→ **Exercise prompt**
Give back a single number, the count of lines containing the word "JSON".

→ **Lines of data**
========================================================================

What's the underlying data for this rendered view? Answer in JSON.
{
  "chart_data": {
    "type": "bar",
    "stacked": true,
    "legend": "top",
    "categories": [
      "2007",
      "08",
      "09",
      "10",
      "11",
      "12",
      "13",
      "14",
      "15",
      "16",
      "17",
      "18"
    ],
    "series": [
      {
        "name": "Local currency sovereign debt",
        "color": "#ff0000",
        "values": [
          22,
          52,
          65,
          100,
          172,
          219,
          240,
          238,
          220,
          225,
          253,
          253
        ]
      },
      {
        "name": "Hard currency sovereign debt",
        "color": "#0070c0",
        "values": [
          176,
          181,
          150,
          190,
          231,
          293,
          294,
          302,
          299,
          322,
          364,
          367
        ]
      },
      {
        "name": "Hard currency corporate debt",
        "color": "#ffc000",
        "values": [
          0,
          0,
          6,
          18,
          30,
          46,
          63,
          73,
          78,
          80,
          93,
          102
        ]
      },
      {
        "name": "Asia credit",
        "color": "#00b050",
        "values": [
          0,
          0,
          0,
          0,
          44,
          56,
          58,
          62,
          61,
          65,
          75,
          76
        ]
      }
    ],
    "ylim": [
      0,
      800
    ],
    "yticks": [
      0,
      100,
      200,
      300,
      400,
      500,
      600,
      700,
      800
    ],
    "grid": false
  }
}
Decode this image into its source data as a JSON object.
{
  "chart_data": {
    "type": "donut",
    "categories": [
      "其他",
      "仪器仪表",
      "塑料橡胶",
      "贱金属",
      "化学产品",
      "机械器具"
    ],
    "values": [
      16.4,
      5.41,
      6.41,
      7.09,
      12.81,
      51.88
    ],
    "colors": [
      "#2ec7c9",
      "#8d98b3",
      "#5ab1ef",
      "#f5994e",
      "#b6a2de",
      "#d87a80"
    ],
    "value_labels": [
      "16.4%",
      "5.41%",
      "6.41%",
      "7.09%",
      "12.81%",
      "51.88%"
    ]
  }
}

========================================================================

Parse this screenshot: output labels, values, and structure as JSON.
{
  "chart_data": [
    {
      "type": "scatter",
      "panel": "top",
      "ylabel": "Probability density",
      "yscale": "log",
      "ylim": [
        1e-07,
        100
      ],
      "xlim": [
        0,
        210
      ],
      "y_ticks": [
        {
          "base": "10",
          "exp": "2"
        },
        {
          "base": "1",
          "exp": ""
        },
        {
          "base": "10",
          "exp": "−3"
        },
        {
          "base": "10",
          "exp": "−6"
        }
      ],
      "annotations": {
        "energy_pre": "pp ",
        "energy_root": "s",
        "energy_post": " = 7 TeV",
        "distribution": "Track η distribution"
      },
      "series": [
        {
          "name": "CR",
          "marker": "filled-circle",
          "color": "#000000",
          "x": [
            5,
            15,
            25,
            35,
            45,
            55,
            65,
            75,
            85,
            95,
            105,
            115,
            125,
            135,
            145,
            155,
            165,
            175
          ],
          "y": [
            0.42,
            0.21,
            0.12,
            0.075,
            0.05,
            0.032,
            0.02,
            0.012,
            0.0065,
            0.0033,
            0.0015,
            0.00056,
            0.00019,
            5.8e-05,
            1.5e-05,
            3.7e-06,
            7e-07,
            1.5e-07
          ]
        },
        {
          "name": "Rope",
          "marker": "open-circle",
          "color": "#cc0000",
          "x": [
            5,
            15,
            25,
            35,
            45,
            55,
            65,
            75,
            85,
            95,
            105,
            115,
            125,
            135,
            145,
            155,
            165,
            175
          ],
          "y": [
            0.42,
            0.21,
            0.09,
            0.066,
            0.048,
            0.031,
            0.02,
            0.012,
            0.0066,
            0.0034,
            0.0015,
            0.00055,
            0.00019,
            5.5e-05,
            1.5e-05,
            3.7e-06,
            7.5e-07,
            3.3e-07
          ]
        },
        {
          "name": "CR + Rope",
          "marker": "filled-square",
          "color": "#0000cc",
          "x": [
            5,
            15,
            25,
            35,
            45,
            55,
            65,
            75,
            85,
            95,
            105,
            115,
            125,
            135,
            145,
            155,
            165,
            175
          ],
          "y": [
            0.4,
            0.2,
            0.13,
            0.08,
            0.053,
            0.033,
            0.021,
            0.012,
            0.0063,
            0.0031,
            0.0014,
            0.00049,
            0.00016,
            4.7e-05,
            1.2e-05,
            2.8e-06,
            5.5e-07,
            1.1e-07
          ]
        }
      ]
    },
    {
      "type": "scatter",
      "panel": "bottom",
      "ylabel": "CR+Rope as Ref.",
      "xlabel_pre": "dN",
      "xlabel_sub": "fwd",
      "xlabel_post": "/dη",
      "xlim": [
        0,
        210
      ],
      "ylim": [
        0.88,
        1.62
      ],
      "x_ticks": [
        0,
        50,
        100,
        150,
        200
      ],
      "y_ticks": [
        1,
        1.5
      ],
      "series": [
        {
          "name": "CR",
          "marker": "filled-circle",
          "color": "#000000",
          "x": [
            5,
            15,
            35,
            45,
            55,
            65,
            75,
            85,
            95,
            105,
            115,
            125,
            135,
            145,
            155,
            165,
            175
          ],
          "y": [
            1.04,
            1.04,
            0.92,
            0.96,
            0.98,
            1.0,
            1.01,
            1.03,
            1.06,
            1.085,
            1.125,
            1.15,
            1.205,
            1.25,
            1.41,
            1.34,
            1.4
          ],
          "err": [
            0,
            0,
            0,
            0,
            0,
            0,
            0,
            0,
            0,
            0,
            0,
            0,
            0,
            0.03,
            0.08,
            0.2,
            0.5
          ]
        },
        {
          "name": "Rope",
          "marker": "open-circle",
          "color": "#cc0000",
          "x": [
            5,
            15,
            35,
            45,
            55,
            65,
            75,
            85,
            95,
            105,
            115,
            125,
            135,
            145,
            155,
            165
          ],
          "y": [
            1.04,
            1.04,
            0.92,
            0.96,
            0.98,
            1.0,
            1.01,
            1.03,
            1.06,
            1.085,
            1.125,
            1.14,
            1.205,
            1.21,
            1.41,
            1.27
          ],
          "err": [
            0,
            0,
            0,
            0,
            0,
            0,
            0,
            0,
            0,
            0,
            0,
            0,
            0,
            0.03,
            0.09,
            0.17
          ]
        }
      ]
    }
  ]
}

========================================================================

→ **Response to the exercise**
3